(Data extracted from a collection)
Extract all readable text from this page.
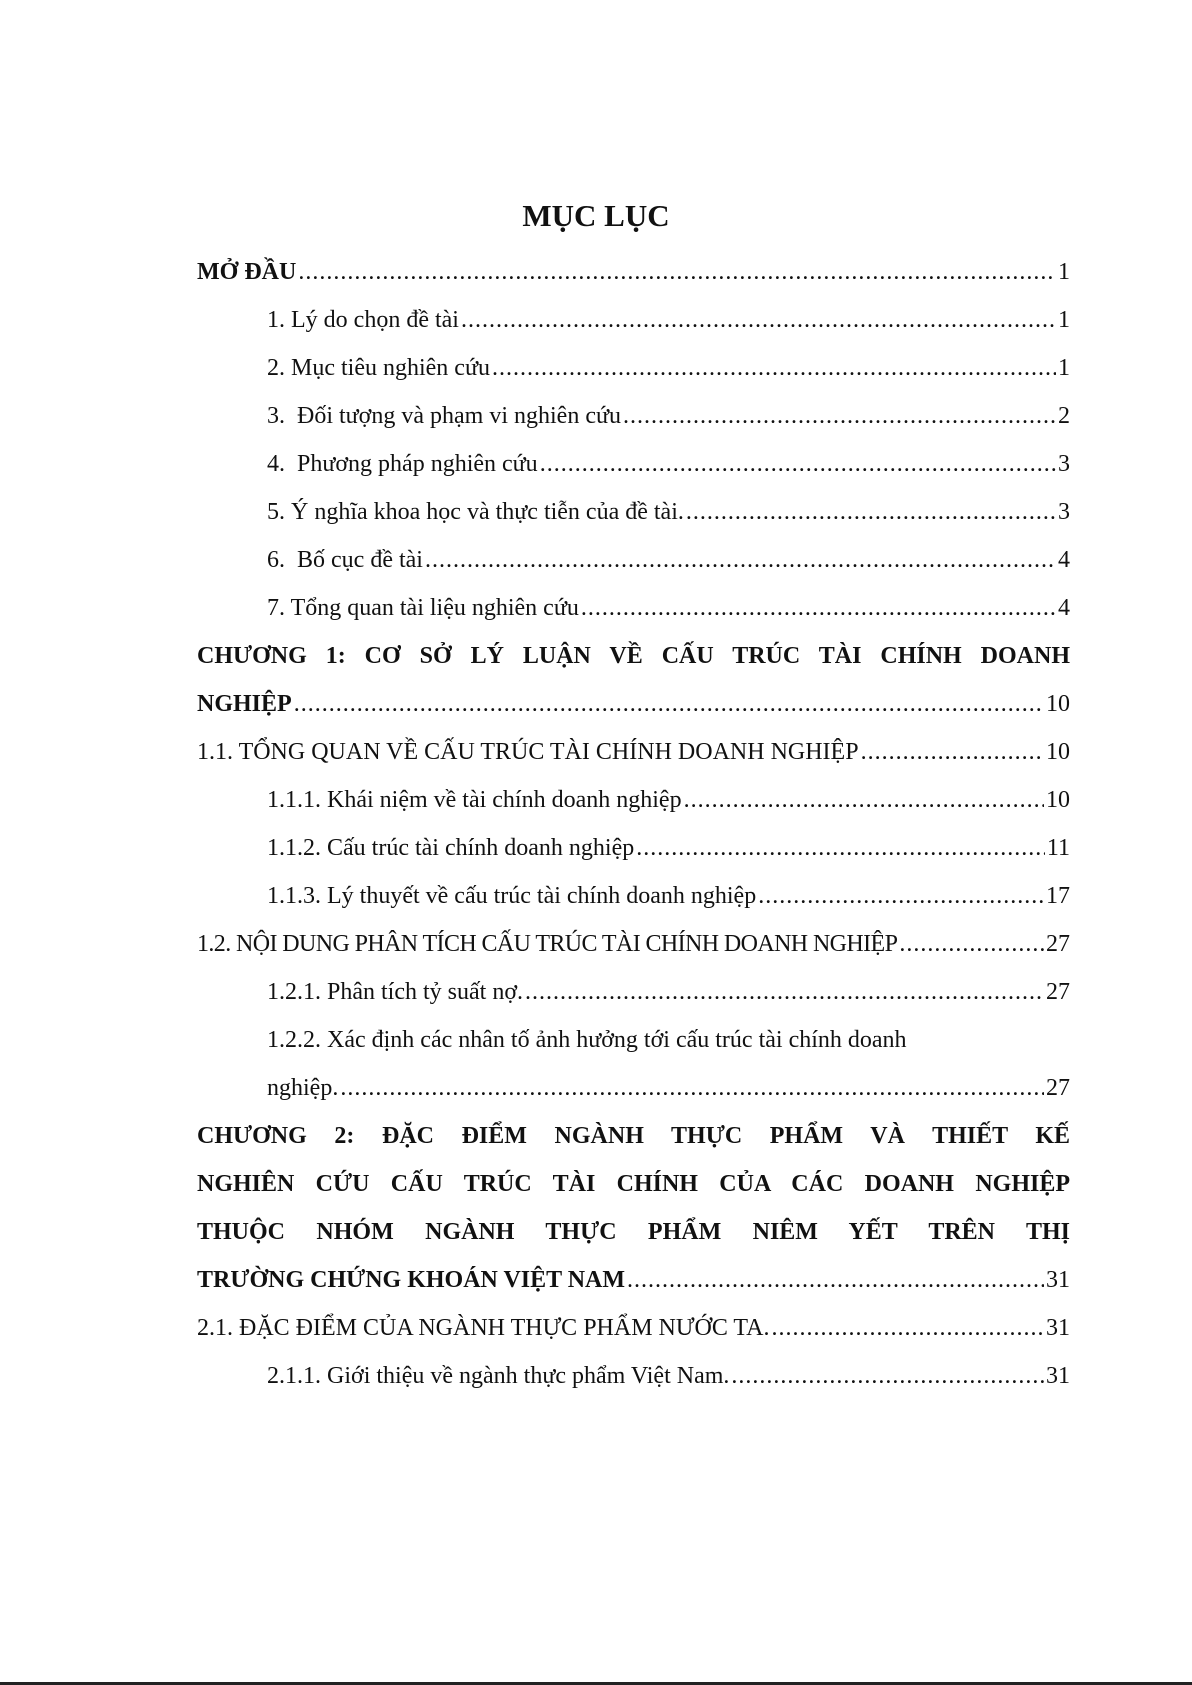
MỤC LỤC
MỞ ĐẦU .....	1
1. Lý do chọn đề tài .....	1
2. Mục tiêu nghiên cứu .....	1
3.  Đối tượng và phạm vi nghiên cứu .....	2
4.  Phương pháp nghiên cứu .....	3
5. Ý nghĩa khoa học và thực tiễn của đề tài. .....	3
6.  Bố cục đề tài .....	4
7. Tổng quan tài liệu nghiên cứu .....	4
CHƯƠNG 1: CƠ SỞ LÝ LUẬN VỀ CẤU TRÚC TÀI CHÍNH DOANH
NGHIỆP .....	10
1.1. TỔNG QUAN VỀ CẤU TRÚC TÀI CHÍNH DOANH NGHIỆP .....	10
1.1.1. Khái niệm về tài chính doanh nghiệp .....	10
1.1.2. Cấu trúc tài chính doanh nghiệp .....	11
1.1.3. Lý thuyết về cấu trúc tài chính doanh nghiệp .....	17
1.2. NỘI DUNG PHÂN TÍCH CẤU TRÚC TÀI CHÍNH DOANH NGHIỆP .....	27
1.2.1. Phân tích tỷ suất nợ. .....	27
1.2.2. Xác định các nhân tố ảnh hưởng tới cấu trúc tài chính doanh
nghiệp. .....	27
CHƯƠNG 2: ĐẶC ĐIỂM NGÀNH THỰC PHẨM VÀ THIẾT KẾ
NGHIÊN CỨU CẤU TRÚC TÀI CHÍNH CỦA CÁC DOANH NGHIỆP
THUỘC NHÓM NGÀNH THỰC PHẨM NIÊM YẾT TRÊN THỊ
TRƯỜNG CHỨNG KHOÁN VIỆT NAM .....	31
2.1. ĐẶC ĐIỂM CỦA NGÀNH THỰC PHẨM NƯỚC TA. .....	31
2.1.1. Giới thiệu về ngành thực phẩm Việt Nam. .....	31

● **BRIEF**
In your copy, repeat each record exactly and include no pictures.

● **SOLUTION TO THE PROBLEM**
Extract all readable text from this page.
MỤC LỤC
MỞ ĐẦU .....	1
1. Lý do chọn đề tài .....	1
2. Mục tiêu nghiên cứu .....	1
3.  Đối tượng và phạm vi nghiên cứu .....	2
4.  Phương pháp nghiên cứu .....	3
5. Ý nghĩa khoa học và thực tiễn của đề tài. .....	3
6.  Bố cục đề tài .....	4
7. Tổng quan tài liệu nghiên cứu .....	4
CHƯƠNG 1: CƠ SỞ LÝ LUẬN VỀ CẤU TRÚC TÀI CHÍNH DOANH
NGHIỆP .....	10
1.1. TỔNG QUAN VỀ CẤU TRÚC TÀI CHÍNH DOANH NGHIỆP .....	10
1.1.1. Khái niệm về tài chính doanh nghiệp .....	10
1.1.2. Cấu trúc tài chính doanh nghiệp .....	11
1.1.3. Lý thuyết về cấu trúc tài chính doanh nghiệp .....	17
1.2. NỘI DUNG PHÂN TÍCH CẤU TRÚC TÀI CHÍNH DOANH NGHIỆP .....	27
1.2.1. Phân tích tỷ suất nợ. .....	27
1.2.2. Xác định các nhân tố ảnh hưởng tới cấu trúc tài chính doanh
nghiệp. .....	27
CHƯƠNG 2: ĐẶC ĐIỂM NGÀNH THỰC PHẨM VÀ THIẾT KẾ
NGHIÊN CỨU CẤU TRÚC TÀI CHÍNH CỦA CÁC DOANH NGHIỆP
THUỘC NHÓM NGÀNH THỰC PHẨM NIÊM YẾT TRÊN THỊ
TRƯỜNG CHỨNG KHOÁN VIỆT NAM .....	31
2.1. ĐẶC ĐIỂM CỦA NGÀNH THỰC PHẨM NƯỚC TA. .....	31
2.1.1. Giới thiệu về ngành thực phẩm Việt Nam. .....	31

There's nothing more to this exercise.